— Start —

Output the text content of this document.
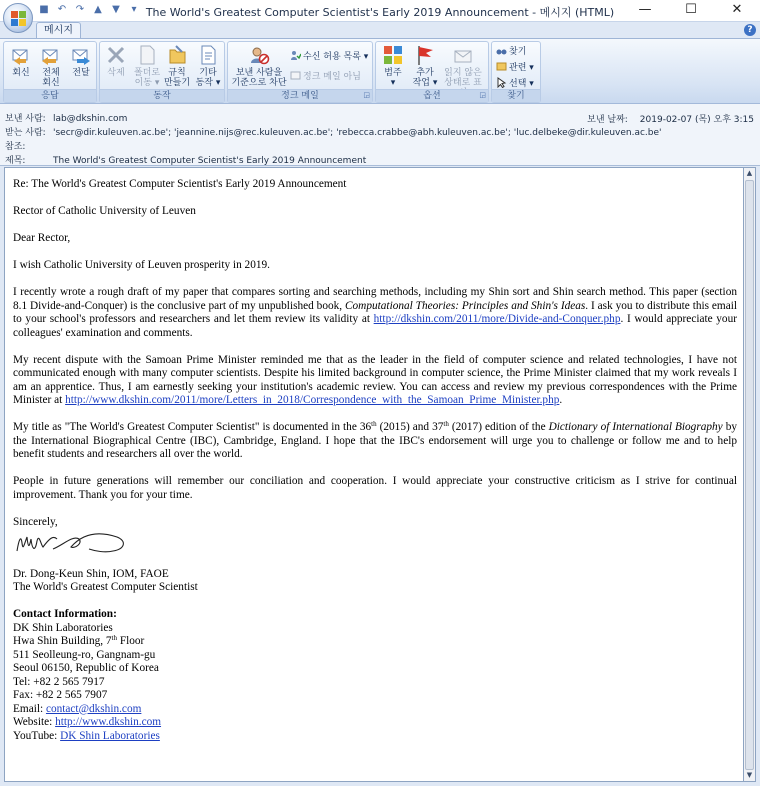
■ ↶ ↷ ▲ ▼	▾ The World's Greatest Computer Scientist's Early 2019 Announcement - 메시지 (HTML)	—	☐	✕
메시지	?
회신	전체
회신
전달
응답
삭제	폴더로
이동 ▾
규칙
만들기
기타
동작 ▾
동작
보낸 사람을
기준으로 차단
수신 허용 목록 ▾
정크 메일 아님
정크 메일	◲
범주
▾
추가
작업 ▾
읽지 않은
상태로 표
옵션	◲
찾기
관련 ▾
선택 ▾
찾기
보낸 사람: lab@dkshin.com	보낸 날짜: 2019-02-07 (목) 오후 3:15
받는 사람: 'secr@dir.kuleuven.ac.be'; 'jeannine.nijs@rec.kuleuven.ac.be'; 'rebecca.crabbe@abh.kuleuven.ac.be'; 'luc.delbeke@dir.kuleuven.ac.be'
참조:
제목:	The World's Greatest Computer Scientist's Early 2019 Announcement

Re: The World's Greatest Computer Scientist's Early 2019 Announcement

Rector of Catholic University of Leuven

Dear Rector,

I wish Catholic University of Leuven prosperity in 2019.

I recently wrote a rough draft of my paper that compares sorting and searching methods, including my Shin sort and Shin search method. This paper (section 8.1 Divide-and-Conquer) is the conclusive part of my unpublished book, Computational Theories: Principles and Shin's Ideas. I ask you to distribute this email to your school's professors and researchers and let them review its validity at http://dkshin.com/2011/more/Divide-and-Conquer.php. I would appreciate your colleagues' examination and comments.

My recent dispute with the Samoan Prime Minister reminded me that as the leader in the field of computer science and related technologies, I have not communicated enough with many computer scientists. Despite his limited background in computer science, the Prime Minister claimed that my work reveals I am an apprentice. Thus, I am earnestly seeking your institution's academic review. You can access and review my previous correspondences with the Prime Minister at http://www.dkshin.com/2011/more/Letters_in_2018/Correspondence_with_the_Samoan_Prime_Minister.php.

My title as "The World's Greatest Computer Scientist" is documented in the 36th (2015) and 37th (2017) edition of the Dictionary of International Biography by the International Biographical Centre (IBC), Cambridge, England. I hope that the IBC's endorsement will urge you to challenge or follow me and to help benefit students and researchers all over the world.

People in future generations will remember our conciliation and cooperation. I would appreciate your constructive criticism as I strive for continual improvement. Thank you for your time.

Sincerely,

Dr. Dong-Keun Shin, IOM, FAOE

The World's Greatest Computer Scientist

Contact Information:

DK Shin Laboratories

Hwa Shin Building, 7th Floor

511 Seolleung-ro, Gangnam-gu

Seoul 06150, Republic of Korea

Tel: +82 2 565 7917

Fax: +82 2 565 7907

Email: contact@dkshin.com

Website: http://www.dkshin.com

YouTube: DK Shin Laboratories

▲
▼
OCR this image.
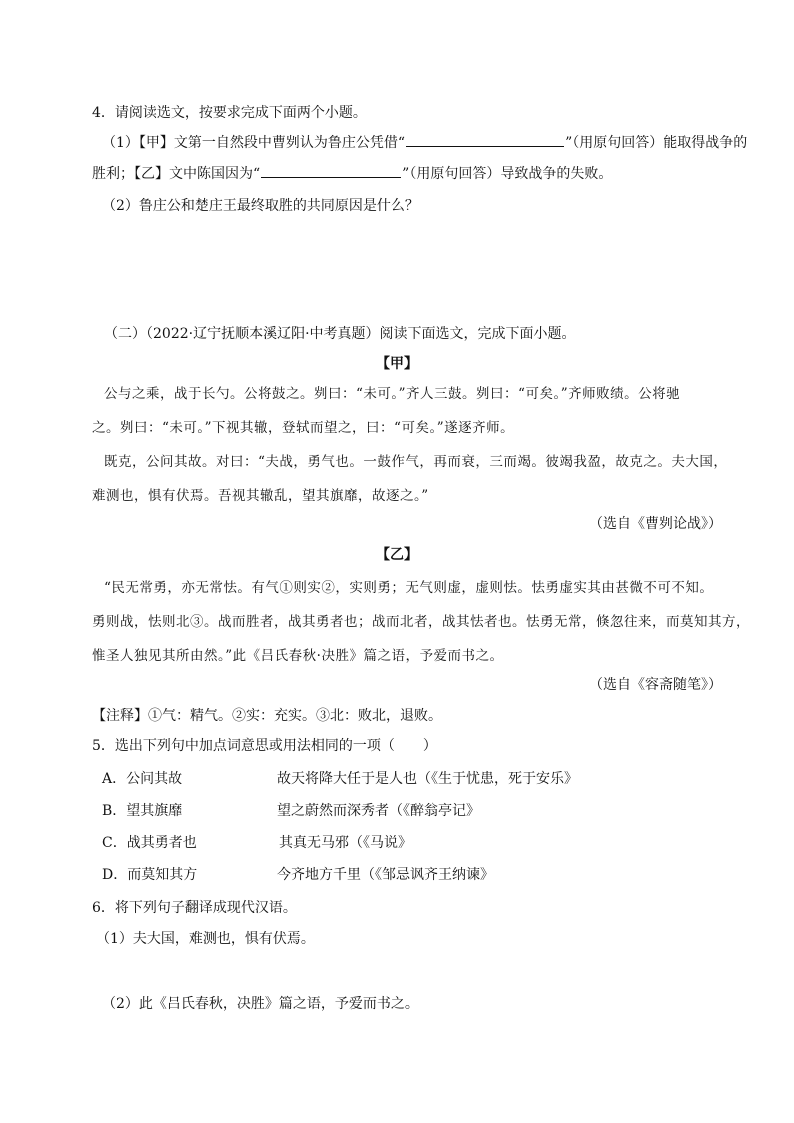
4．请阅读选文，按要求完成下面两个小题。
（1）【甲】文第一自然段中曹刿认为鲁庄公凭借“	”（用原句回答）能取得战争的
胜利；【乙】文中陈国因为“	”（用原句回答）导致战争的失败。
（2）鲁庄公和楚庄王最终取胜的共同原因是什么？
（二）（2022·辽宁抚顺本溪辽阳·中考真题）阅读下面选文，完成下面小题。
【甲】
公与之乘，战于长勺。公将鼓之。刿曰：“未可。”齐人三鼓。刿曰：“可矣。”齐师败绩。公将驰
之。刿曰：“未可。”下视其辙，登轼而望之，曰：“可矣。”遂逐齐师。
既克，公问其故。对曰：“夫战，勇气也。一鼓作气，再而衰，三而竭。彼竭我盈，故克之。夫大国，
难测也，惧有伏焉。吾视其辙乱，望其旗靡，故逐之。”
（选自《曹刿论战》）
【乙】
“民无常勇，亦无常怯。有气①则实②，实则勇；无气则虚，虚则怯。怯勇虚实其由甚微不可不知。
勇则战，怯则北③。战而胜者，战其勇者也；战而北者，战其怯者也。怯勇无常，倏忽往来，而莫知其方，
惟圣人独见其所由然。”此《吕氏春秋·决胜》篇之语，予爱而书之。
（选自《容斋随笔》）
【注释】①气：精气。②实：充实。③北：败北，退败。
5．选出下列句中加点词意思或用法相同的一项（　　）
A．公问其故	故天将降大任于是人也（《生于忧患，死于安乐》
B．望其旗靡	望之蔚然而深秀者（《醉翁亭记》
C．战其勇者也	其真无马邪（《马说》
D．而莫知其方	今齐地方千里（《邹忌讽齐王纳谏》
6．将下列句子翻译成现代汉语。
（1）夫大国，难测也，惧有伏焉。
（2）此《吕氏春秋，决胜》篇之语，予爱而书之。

— End —

STATED GOAL | Quote the data exactly, leaving every image out of the copy.

TASK OUTPUT |
Output the text content of this document.
■ ↶ ↷ ▲ ▼	▾ The World's Greatest Computer Scientist's Early 2019 Announcement - 메시지 (HTML)	—	☐	✕
메시지	?
회신	전체
회신
전달
응답
삭제	폴더로
이동 ▾
규칙
만들기
기타
동작 ▾
동작
보낸 사람을
기준으로 차단
수신 허용 목록 ▾
정크 메일 아님
정크 메일	◲
범주
▾
추가
작업 ▾
읽지 않은
상태로 표
옵션	◲
찾기
관련 ▾
선택 ▾
찾기
보낸 사람: lab@dkshin.com	보낸 날짜: 2019-02-07 (목) 오후 3:15
받는 사람: 'secr@dir.kuleuven.ac.be'; 'jeannine.nijs@rec.kuleuven.ac.be'; 'rebecca.crabbe@abh.kuleuven.ac.be'; 'luc.delbeke@dir.kuleuven.ac.be'
참조:
제목:	The World's Greatest Computer Scientist's Early 2019 Announcement

Re: The World's Greatest Computer Scientist's Early 2019 Announcement

Rector of Catholic University of Leuven

Dear Rector,

I wish Catholic University of Leuven prosperity in 2019.

I recently wrote a rough draft of my paper that compares sorting and searching methods, including my Shin sort and Shin search method. This paper (section 8.1 Divide-and-Conquer) is the conclusive part of my unpublished book, Computational Theories: Principles and Shin's Ideas. I ask you to distribute this email to your school's professors and researchers and let them review its validity at http://dkshin.com/2011/more/Divide-and-Conquer.php. I would appreciate your colleagues' examination and comments.

My recent dispute with the Samoan Prime Minister reminded me that as the leader in the field of computer science and related technologies, I have not communicated enough with many computer scientists. Despite his limited background in computer science, the Prime Minister claimed that my work reveals I am an apprentice. Thus, I am earnestly seeking your institution's academic review. You can access and review my previous correspondences with the Prime Minister at http://www.dkshin.com/2011/more/Letters_in_2018/Correspondence_with_the_Samoan_Prime_Minister.php.

My title as "The World's Greatest Computer Scientist" is documented in the 36th (2015) and 37th (2017) edition of the Dictionary of International Biography by the International Biographical Centre (IBC), Cambridge, England. I hope that the IBC's endorsement will urge you to challenge or follow me and to help benefit students and researchers all over the world.

People in future generations will remember our conciliation and cooperation. I would appreciate your constructive criticism as I strive for continual improvement. Thank you for your time.

Sincerely,

Dr. Dong-Keun Shin, IOM, FAOE

The World's Greatest Computer Scientist

Contact Information:

DK Shin Laboratories

Hwa Shin Building, 7th Floor

511 Seolleung-ro, Gangnam-gu

Seoul 06150, Republic of Korea

Tel: +82 2 565 7917

Fax: +82 2 565 7907

Email: contact@dkshin.com

Website: http://www.dkshin.com

YouTube: DK Shin Laboratories

▲
▼
OCR this image.
4．请阅读选文，按要求完成下面两个小题。
（1）【甲】文第一自然段中曹刿认为鲁庄公凭借“	”（用原句回答）能取得战争的
胜利；【乙】文中陈国因为“	”（用原句回答）导致战争的失败。
（2）鲁庄公和楚庄王最终取胜的共同原因是什么？
（二）（2022·辽宁抚顺本溪辽阳·中考真题）阅读下面选文，完成下面小题。
【甲】
公与之乘，战于长勺。公将鼓之。刿曰：“未可。”齐人三鼓。刿曰：“可矣。”齐师败绩。公将驰
之。刿曰：“未可。”下视其辙，登轼而望之，曰：“可矣。”遂逐齐师。
既克，公问其故。对曰：“夫战，勇气也。一鼓作气，再而衰，三而竭。彼竭我盈，故克之。夫大国，
难测也，惧有伏焉。吾视其辙乱，望其旗靡，故逐之。”
（选自《曹刿论战》）
【乙】
“民无常勇，亦无常怯。有气①则实②，实则勇；无气则虚，虚则怯。怯勇虚实其由甚微不可不知。
勇则战，怯则北③。战而胜者，战其勇者也；战而北者，战其怯者也。怯勇无常，倏忽往来，而莫知其方，
惟圣人独见其所由然。”此《吕氏春秋·决胜》篇之语，予爱而书之。
（选自《容斋随笔》）
【注释】①气：精气。②实：充实。③北：败北，退败。
5．选出下列句中加点词意思或用法相同的一项（　　）
A．公问其故	故天将降大任于是人也（《生于忧患，死于安乐》
B．望其旗靡	望之蔚然而深秀者（《醉翁亭记》
C．战其勇者也	其真无马邪（《马说》
D．而莫知其方	今齐地方千里（《邹忌讽齐王纳谏》
6．将下列句子翻译成现代汉语。
（1）夫大国，难测也，惧有伏焉。
（2）此《吕氏春秋，决胜》篇之语，予爱而书之。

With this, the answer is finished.